Spot each line that carries the word "поворота"; copy those lines.

— start —

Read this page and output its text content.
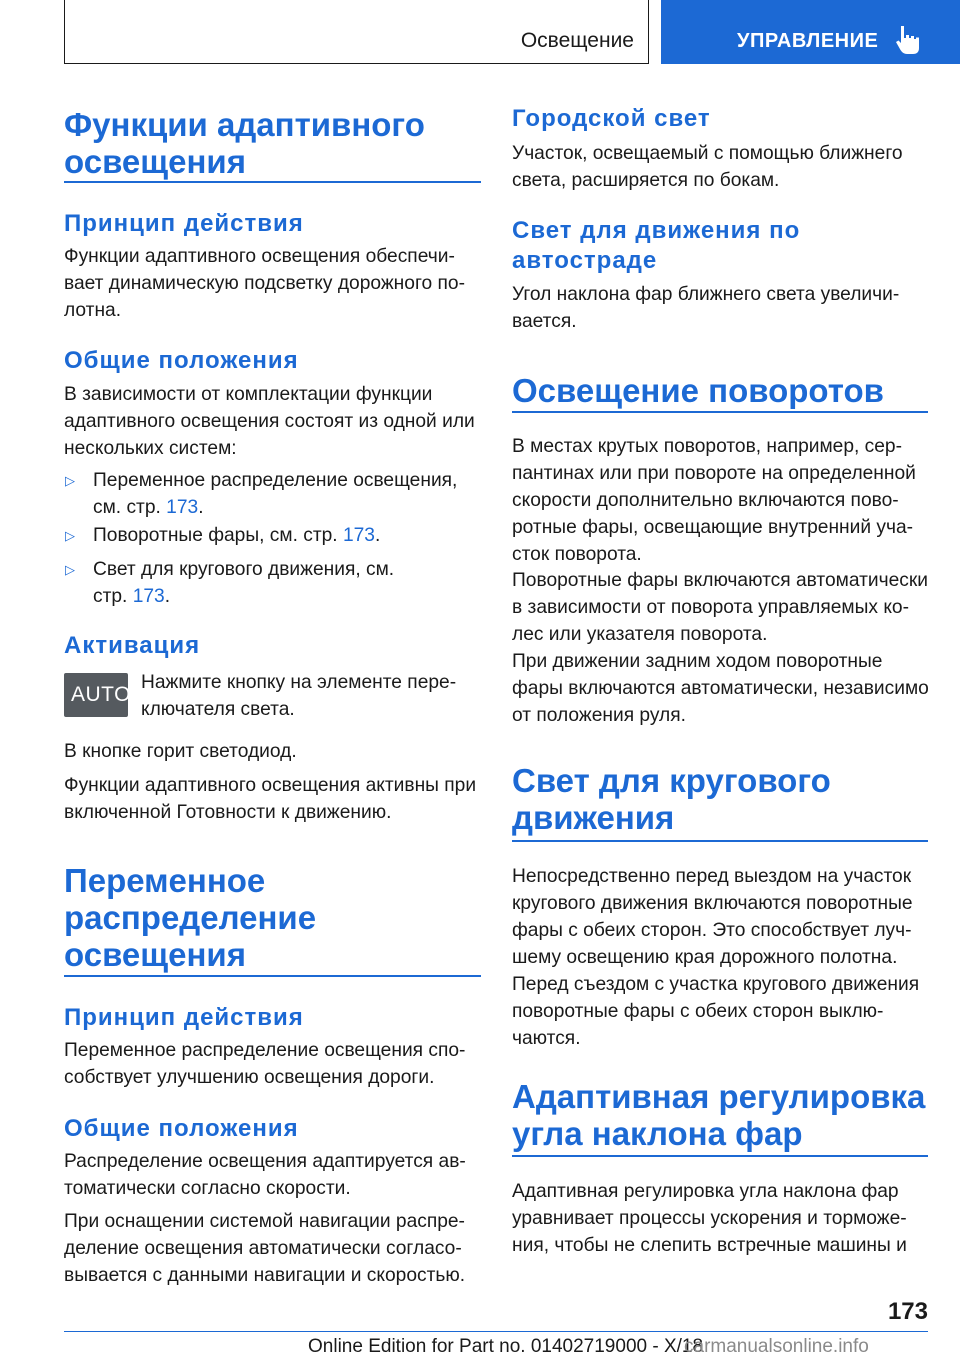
Освещение	УПРАВЛЕНИЕ
Функции адаптивного
освещения
Принцип действия
Функции адаптивного освещения обеспечи-
вает динамическую подсветку дорожного по-
лотна.
Общие положения
В зависимости от комплектации функции
адаптивного освещения состоят из одной или
нескольких систем:
▷ Переменное распределение освещения,
см. стр. 173.
▷ Поворотные фары, см. стр. 173.
▷ Свет для кругового движения, см.
стр. 173.
Активация
AUTO
Нажмите кнопку на элементе пере-
ключателя света.
В кнопке горит светодиод.
Функции адаптивного освещения активны при
включенной Готовности к движению.
Переменное
распределение
освещения
Принцип действия
Переменное распределение освещения спо-
собствует улучшению освещения дороги.
Общие положения
Распределение освещения адаптируется ав-
томатически согласно скорости.
При оснащении системой навигации распре-
деление освещения автоматически согласо-
вывается с данными навигации и скоростью.
Городской свет
Участок, освещаемый с помощью ближнего
света, расширяется по бокам.
Свет для движения по
автостраде
Угол наклона фар ближнего света увеличи-
вается.
Освещение поворотов
В местах крутых поворотов, например, сер-
пантинах или при повороте на определенной
скорости дополнительно включаются пово-
ротные фары, освещающие внутренний уча-
сток поворота.
Поворотные фары включаются автоматически
в зависимости от поворота управляемых ко-
лес или указателя поворота.
При движении задним ходом поворотные
фары включаются автоматически, независимо
от положения руля.
Свет для кругового
движения
Непосредственно перед выездом на участок
кругового движения включаются поворотные
фары с обеих сторон. Это способствует луч-
шему освещению края дорожного полотна.
Перед съездом с участка кругового движения
поворотные фары с обеих сторон выклю-
чаются.
Адаптивная регулировка
угла наклона фар
Адаптивная регулировка угла наклона фар
уравнивает процессы ускорения и торможе-
ния, чтобы не слепить встречные машины и
173
Online Edition for Part no. 01402719000 - X/18
carmanualsonline.info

— end —

• [Written reply]:
сток поворота.
в зависимости от поворота управляемых ко-
лес или указателя поворота.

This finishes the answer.